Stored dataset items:
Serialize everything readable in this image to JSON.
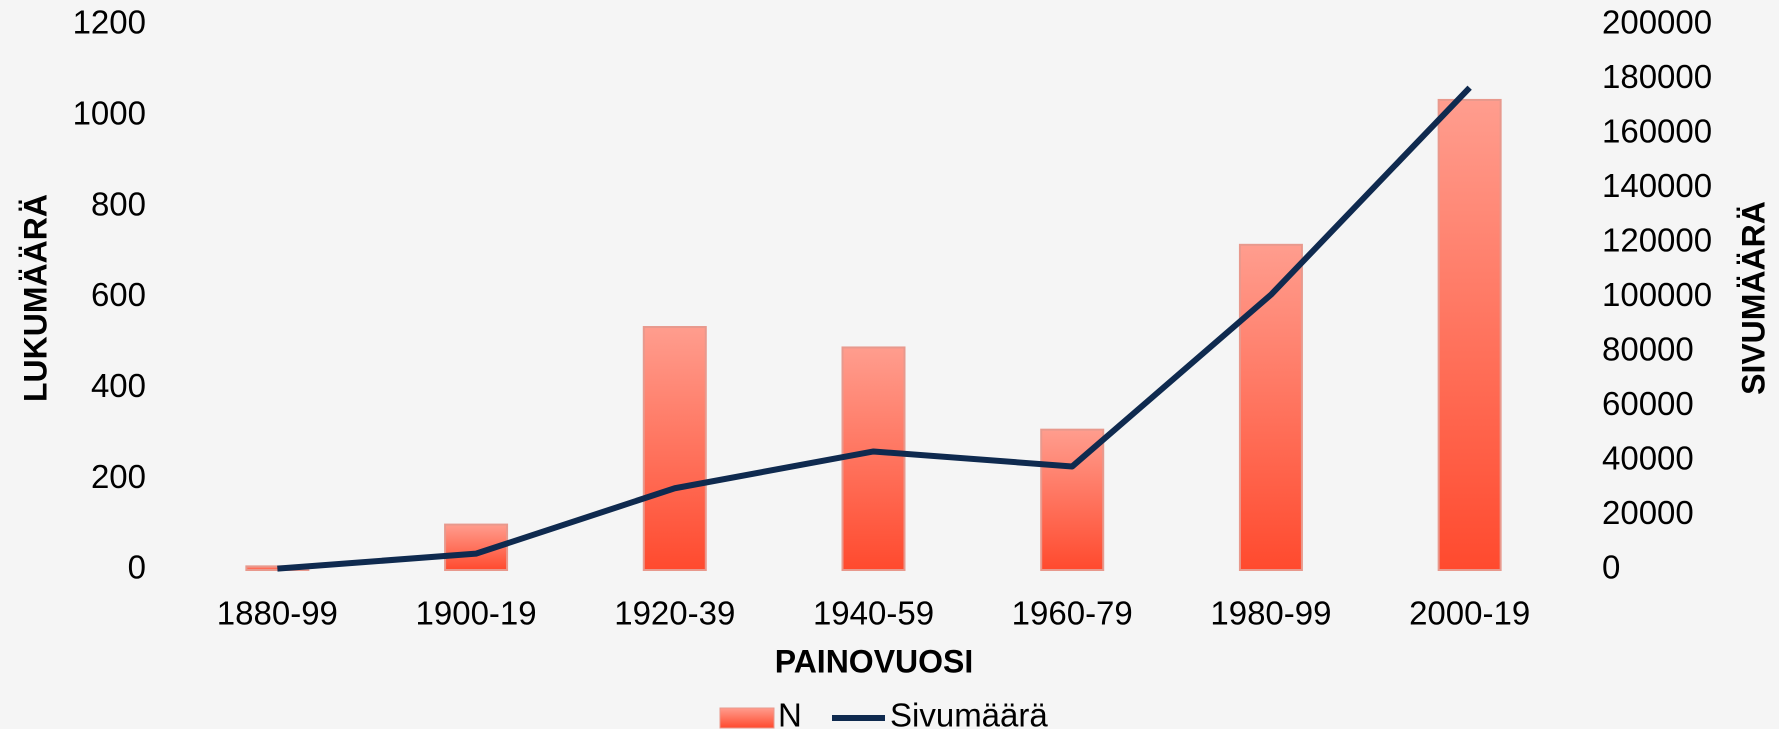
{
  "chart_data": {
    "type": "bar",
    "categories": [
      "1880-99",
      "1900-19",
      "1920-39",
      "1940-59",
      "1960-79",
      "1980-99",
      "2000-19"
    ],
    "series": [
      {
        "name": "N",
        "type": "bar",
        "color": "#ff4a2e",
        "values": [
          8,
          100,
          535,
          490,
          309,
          716,
          1035
        ]
      },
      {
        "name": "Sivumäärä",
        "type": "line",
        "axis": "y2",
        "color": "#0f2a4f",
        "values": [
          500,
          6000,
          30000,
          43500,
          38000,
          101000,
          177000
        ]
      }
    ],
    "x_label": "PAINOVUOSI",
    "y_label": "LUKUMÄÄRÄ",
    "y2_label": "SIVUMÄÄRÄ",
    "ylim": [
      0,
      1200
    ],
    "yticks": [
      0,
      200,
      400,
      600,
      800,
      1000,
      1200
    ],
    "y2lim": [
      0,
      200000
    ],
    "y2ticks": [
      0,
      20000,
      40000,
      60000,
      80000,
      100000,
      120000,
      140000,
      160000,
      180000,
      200000
    ],
    "grid": false,
    "legend": "bottom"
  }
}
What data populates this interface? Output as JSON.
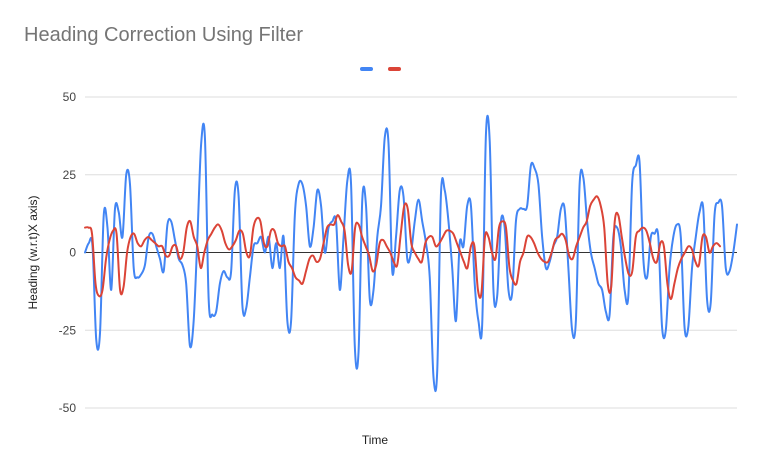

WHAT TO DO:
Reproduce all of the data exactly; the pictures do not belong in the copy.

WRITTEN RESPONSE:
Serialize everything readable in this image to JSON.
{
  "chart_data": {
    "type": "bar",
    "categories": [
      "1880-99",
      "1900-19",
      "1920-39",
      "1940-59",
      "1960-79",
      "1980-99",
      "2000-19"
    ],
    "series": [
      {
        "name": "N",
        "type": "bar",
        "color": "#ff4a2e",
        "values": [
          8,
          100,
          535,
          490,
          309,
          716,
          1035
        ]
      },
      {
        "name": "Sivumäärä",
        "type": "line",
        "axis": "y2",
        "color": "#0f2a4f",
        "values": [
          500,
          6000,
          30000,
          43500,
          38000,
          101000,
          177000
        ]
      }
    ],
    "x_label": "PAINOVUOSI",
    "y_label": "LUKUMÄÄRÄ",
    "y2_label": "SIVUMÄÄRÄ",
    "ylim": [
      0,
      1200
    ],
    "yticks": [
      0,
      200,
      400,
      600,
      800,
      1000,
      1200
    ],
    "y2lim": [
      0,
      200000
    ],
    "y2ticks": [
      0,
      20000,
      40000,
      60000,
      80000,
      100000,
      120000,
      140000,
      160000,
      180000,
      200000
    ],
    "grid": false,
    "legend": "bottom"
  }
}
What data populates this interface? Output as JSON.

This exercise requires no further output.